(DATASET EXCERPTS):
# # # # # # #

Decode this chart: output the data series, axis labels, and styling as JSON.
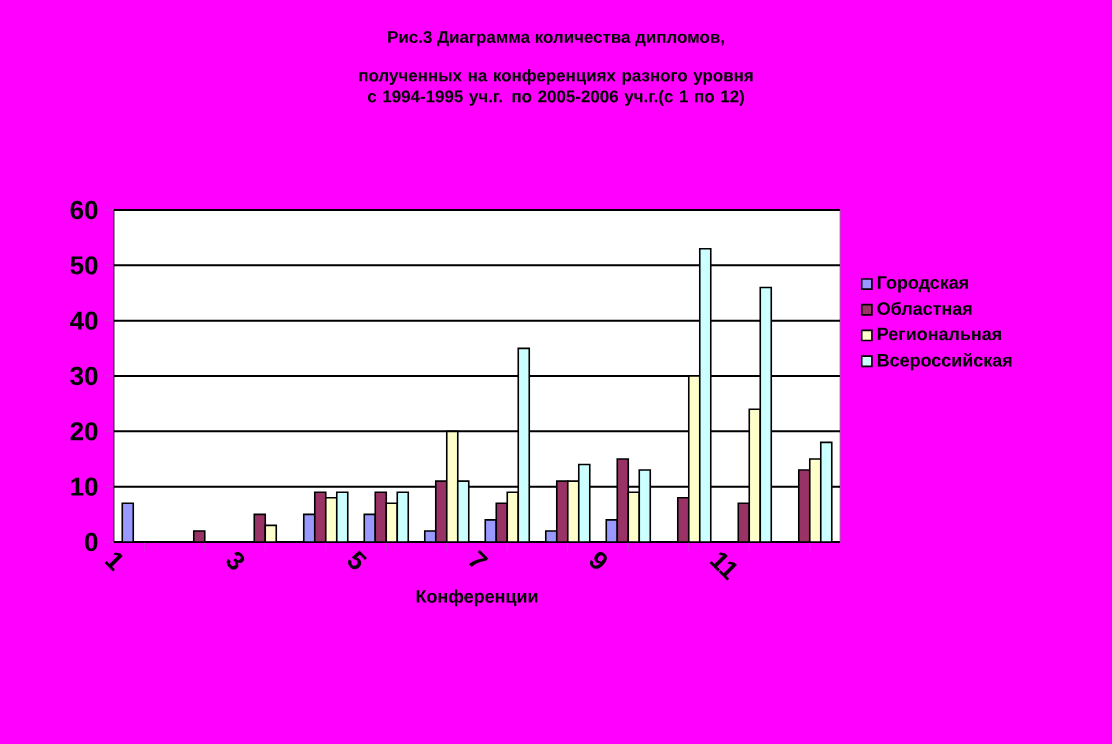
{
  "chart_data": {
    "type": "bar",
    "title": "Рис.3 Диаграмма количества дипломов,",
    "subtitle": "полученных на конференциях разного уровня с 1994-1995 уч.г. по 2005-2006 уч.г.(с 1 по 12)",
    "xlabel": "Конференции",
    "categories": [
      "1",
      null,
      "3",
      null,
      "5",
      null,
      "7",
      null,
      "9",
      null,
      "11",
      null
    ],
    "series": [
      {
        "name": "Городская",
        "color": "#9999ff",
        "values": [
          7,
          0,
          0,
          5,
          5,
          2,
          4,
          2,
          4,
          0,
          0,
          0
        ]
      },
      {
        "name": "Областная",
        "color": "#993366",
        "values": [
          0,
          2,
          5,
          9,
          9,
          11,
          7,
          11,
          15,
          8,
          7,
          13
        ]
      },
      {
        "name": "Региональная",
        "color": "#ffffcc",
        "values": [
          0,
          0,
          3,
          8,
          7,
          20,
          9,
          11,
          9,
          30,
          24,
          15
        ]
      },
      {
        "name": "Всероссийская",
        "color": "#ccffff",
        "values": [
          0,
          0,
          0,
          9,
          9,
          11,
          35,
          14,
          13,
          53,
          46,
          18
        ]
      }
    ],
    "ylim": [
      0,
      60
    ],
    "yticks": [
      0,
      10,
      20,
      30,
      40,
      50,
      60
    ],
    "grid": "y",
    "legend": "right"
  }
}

# # # # # # #

(WHAT THIS TASK INVOLVES): Exclude the pictures and repeat every other part of the records word for word.

(SOLUTION TO THE PROBLEM):
Decode this chart: output the data series, axis labels, and styling as JSON.
{
  "chart_data": {
    "type": "bar",
    "title": "Рис.3 Диаграмма количества дипломов,",
    "subtitle": "полученных на конференциях разного уровня с 1994-1995 уч.г. по 2005-2006 уч.г.(с 1 по 12)",
    "xlabel": "Конференции",
    "categories": [
      "1",
      null,
      "3",
      null,
      "5",
      null,
      "7",
      null,
      "9",
      null,
      "11",
      null
    ],
    "series": [
      {
        "name": "Городская",
        "color": "#9999ff",
        "values": [
          7,
          0,
          0,
          5,
          5,
          2,
          4,
          2,
          4,
          0,
          0,
          0
        ]
      },
      {
        "name": "Областная",
        "color": "#993366",
        "values": [
          0,
          2,
          5,
          9,
          9,
          11,
          7,
          11,
          15,
          8,
          7,
          13
        ]
      },
      {
        "name": "Региональная",
        "color": "#ffffcc",
        "values": [
          0,
          0,
          3,
          8,
          7,
          20,
          9,
          11,
          9,
          30,
          24,
          15
        ]
      },
      {
        "name": "Всероссийская",
        "color": "#ccffff",
        "values": [
          0,
          0,
          0,
          9,
          9,
          11,
          35,
          14,
          13,
          53,
          46,
          18
        ]
      }
    ],
    "ylim": [
      0,
      60
    ],
    "yticks": [
      0,
      10,
      20,
      30,
      40,
      50,
      60
    ],
    "grid": "y",
    "legend": "right"
  }
}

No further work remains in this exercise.